__Exercise details__. Examine the material below. Gather every line in which the string "direction" appears.

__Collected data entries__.
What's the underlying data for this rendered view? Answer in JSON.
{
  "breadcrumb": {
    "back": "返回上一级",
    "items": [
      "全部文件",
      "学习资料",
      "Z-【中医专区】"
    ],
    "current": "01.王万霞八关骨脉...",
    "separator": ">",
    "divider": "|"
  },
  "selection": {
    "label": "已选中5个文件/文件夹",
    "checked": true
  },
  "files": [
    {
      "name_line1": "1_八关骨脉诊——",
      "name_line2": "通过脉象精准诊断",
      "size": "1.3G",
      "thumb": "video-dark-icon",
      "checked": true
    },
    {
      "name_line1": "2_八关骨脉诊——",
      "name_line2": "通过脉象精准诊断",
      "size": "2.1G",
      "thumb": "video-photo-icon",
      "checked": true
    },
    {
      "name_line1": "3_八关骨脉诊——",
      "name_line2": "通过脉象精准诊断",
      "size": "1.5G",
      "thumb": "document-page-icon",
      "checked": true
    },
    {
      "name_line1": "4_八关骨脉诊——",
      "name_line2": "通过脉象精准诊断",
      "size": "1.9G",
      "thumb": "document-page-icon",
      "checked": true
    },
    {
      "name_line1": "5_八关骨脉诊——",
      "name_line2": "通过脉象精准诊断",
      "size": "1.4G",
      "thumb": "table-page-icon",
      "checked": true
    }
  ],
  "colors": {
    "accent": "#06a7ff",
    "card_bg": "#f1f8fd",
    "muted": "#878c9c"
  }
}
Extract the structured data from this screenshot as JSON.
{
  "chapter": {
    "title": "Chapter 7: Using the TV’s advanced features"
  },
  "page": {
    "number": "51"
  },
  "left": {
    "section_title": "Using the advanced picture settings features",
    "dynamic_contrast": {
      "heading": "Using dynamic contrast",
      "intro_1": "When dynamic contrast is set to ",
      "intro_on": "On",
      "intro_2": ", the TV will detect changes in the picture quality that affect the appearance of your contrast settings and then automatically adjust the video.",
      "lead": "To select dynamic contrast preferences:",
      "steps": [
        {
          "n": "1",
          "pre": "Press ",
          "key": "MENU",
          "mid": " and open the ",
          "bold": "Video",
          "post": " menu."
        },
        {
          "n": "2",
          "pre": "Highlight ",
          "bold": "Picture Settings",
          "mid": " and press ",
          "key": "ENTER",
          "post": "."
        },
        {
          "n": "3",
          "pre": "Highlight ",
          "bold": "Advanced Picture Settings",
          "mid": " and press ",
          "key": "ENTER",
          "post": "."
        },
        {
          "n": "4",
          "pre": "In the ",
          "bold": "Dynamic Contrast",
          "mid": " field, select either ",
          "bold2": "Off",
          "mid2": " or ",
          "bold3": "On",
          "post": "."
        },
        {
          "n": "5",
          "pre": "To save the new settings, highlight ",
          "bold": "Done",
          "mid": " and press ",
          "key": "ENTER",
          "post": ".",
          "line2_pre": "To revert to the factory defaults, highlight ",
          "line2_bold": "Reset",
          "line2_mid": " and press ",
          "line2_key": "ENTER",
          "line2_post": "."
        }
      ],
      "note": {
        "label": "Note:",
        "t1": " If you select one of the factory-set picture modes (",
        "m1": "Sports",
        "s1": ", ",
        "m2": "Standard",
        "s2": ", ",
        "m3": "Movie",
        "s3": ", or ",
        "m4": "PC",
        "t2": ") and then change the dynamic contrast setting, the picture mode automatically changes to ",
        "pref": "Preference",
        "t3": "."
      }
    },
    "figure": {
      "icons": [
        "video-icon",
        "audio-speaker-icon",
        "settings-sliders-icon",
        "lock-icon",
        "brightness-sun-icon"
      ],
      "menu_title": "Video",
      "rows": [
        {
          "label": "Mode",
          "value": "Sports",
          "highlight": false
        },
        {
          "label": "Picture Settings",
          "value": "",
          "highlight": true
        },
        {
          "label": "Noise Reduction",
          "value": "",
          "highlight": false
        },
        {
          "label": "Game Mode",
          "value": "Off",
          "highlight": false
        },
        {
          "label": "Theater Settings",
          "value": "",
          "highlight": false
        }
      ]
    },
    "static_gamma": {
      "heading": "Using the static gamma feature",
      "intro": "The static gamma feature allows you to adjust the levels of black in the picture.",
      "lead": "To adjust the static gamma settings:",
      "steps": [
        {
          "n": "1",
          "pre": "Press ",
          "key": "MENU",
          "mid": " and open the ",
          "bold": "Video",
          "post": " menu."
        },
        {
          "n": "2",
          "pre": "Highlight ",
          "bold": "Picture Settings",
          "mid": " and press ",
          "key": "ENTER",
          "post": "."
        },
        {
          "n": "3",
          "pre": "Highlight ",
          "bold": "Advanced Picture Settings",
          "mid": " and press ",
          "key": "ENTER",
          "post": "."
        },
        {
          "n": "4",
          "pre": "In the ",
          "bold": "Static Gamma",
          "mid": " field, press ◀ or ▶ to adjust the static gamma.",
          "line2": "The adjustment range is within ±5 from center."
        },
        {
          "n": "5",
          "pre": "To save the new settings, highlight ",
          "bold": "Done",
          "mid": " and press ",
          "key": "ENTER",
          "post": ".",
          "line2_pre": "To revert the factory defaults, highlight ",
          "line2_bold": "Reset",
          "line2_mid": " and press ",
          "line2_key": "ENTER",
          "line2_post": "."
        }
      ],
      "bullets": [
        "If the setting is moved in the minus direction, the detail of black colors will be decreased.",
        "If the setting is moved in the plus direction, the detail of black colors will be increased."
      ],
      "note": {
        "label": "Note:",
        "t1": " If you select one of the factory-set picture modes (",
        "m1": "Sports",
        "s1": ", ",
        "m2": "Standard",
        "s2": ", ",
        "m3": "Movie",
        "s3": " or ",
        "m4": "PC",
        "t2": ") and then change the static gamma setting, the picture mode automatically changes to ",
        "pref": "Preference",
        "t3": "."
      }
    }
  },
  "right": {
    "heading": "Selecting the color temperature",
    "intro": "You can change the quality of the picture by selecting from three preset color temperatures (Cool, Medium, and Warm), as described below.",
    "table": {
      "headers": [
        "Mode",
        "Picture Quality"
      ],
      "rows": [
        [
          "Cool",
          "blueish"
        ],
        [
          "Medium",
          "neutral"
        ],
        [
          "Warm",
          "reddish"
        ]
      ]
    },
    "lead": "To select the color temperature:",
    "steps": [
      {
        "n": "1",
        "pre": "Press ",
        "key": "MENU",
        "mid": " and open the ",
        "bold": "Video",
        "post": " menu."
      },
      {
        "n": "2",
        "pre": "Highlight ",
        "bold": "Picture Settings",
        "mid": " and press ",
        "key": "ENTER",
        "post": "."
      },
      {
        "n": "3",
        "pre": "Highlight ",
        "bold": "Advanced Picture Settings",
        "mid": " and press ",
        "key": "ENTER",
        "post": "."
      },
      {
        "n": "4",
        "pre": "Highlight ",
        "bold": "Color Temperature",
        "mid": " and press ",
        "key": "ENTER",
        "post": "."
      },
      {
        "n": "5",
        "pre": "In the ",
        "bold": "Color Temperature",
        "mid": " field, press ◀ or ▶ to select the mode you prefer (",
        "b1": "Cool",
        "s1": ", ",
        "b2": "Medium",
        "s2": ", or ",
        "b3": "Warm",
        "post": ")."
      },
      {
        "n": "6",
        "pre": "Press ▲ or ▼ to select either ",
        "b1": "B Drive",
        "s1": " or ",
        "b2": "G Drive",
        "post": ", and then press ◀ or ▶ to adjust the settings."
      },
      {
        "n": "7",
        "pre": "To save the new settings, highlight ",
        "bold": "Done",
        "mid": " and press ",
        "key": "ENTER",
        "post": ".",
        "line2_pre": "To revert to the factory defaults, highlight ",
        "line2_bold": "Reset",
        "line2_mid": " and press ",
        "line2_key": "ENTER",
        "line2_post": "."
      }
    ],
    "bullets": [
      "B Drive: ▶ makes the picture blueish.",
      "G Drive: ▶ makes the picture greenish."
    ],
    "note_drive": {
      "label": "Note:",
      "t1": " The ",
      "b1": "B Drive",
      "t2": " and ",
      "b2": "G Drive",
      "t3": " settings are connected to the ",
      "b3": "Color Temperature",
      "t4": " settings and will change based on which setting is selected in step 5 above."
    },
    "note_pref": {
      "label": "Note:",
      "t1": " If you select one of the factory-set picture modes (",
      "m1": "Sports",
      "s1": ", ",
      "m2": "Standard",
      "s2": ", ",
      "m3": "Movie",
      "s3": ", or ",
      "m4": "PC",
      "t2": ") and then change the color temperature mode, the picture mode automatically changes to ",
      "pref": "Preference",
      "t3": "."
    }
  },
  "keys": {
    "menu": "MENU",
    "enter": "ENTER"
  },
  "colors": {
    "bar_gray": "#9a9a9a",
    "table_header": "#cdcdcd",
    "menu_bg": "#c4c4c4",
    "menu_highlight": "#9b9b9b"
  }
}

__Solution for this task__.
        "If the setting is moved in the minus direction, the detail of black colors will be decreased.",
        "If the setting is moved in the plus direction, the detail of black colors will be increased."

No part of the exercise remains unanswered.